- DESCRIPTION OF THE TASK
Identify the lines that contain the word "title", then copy them.

--- start ---

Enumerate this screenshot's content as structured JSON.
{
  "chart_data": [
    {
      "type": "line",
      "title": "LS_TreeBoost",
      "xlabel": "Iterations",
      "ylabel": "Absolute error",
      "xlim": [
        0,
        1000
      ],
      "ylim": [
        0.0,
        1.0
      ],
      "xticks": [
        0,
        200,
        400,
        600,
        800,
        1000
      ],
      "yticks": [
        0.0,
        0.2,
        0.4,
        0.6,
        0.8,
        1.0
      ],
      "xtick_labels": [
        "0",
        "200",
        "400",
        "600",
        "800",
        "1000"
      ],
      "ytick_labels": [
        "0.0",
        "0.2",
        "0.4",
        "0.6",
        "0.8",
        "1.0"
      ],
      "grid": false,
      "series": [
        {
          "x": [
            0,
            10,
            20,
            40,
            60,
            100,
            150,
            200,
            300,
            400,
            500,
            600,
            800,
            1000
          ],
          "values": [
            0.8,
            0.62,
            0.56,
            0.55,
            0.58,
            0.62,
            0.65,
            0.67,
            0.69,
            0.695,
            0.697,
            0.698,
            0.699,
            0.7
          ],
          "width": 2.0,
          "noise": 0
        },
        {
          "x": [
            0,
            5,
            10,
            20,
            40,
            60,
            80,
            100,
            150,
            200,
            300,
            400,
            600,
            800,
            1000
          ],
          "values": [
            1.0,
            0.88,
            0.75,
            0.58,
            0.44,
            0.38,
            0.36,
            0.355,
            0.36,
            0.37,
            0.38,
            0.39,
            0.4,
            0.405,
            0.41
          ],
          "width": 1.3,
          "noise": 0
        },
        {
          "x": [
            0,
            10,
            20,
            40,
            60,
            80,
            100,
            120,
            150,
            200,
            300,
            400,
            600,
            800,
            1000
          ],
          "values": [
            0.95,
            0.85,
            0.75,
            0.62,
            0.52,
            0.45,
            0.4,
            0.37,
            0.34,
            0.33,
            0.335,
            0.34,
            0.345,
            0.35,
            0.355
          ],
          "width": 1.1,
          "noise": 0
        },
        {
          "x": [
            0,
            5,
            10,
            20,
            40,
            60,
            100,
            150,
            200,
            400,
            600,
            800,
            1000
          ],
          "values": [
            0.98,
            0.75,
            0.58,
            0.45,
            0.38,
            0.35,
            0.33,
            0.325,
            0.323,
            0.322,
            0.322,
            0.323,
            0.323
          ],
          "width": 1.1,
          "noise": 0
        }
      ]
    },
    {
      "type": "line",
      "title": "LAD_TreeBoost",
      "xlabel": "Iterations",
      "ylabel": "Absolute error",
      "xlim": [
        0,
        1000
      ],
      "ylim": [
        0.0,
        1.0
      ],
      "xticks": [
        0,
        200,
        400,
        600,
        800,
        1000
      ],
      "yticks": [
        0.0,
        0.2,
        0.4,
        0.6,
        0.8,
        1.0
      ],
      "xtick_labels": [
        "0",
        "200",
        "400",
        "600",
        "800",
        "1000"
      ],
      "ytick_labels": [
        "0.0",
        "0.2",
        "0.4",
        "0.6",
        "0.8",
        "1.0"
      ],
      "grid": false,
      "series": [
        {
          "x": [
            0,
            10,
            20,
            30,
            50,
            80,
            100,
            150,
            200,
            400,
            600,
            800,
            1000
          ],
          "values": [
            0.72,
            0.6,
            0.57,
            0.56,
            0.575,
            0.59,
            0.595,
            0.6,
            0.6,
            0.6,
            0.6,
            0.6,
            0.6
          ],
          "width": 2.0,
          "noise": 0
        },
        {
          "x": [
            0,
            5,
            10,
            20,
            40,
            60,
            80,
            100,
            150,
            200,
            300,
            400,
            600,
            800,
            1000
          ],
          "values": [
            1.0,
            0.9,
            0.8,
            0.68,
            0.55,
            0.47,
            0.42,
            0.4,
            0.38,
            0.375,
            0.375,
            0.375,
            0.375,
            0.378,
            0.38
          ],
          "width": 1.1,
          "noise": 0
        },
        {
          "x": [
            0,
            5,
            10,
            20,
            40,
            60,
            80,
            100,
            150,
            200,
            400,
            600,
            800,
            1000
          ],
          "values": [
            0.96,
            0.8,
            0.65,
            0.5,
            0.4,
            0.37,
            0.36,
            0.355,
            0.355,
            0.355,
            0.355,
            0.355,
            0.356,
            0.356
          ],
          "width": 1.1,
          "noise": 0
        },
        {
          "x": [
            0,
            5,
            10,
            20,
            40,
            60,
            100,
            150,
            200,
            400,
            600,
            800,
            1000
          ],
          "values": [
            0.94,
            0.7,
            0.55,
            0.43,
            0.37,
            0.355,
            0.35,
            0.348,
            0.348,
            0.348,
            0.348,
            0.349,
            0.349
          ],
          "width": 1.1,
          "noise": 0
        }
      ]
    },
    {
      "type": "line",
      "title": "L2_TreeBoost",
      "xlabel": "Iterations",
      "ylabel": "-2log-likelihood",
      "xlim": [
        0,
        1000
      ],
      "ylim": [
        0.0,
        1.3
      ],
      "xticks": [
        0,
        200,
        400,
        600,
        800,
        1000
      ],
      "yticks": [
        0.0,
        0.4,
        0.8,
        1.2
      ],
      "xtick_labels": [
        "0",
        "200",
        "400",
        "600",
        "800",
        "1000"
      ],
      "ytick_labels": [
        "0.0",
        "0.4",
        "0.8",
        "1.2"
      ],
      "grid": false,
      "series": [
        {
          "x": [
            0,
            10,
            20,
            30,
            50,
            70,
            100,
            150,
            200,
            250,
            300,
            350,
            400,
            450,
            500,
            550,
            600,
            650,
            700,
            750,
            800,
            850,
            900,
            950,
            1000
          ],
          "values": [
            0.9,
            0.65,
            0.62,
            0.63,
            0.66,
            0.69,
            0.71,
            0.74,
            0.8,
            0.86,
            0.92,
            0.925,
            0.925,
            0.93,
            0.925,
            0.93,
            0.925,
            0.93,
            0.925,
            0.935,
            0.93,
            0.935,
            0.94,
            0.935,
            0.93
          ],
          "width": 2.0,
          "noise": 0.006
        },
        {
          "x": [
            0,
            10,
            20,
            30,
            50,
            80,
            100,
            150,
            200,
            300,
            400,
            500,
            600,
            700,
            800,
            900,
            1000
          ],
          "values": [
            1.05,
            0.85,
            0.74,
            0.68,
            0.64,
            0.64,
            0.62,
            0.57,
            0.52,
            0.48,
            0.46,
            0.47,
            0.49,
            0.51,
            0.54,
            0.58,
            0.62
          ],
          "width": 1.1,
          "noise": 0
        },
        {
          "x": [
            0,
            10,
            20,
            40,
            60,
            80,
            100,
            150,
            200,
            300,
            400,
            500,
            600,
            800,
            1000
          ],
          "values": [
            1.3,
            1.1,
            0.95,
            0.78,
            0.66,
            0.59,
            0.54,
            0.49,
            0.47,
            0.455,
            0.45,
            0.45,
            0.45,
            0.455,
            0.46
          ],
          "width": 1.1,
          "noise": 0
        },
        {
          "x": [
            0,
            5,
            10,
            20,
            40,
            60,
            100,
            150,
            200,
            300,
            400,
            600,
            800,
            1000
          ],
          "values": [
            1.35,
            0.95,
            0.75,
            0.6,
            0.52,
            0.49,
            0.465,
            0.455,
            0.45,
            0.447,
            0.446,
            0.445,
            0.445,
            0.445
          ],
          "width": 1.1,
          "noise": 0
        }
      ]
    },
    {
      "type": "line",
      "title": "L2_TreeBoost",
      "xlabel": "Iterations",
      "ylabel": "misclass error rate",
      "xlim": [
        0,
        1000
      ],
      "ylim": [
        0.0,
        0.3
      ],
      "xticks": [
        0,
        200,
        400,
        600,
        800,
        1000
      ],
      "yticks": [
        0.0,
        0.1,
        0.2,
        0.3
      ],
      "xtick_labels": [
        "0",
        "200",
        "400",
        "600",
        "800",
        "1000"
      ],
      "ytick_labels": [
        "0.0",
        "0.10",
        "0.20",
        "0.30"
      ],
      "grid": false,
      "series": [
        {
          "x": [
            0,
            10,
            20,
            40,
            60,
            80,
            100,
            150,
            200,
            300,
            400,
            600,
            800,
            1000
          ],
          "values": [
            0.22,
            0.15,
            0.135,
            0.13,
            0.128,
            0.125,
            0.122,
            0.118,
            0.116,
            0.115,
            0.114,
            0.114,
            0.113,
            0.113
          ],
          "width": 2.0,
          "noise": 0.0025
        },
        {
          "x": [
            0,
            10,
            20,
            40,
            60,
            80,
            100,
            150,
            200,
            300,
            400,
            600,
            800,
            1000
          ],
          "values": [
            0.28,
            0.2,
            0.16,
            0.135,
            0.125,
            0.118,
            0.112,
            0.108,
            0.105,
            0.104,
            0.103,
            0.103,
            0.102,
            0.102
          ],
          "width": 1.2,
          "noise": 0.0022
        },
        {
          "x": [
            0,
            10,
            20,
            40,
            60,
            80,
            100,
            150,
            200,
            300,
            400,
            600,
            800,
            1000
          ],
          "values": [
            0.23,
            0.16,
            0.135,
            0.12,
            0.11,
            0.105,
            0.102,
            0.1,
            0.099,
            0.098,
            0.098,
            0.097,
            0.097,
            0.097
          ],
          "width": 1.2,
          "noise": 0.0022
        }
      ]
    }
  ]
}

--- end ---

- SOLUTION BELOW
      "title": "LS_TreeBoost",
      "title": "LAD_TreeBoost",
      "title": "L2_TreeBoost",
      "title": "L2_TreeBoost",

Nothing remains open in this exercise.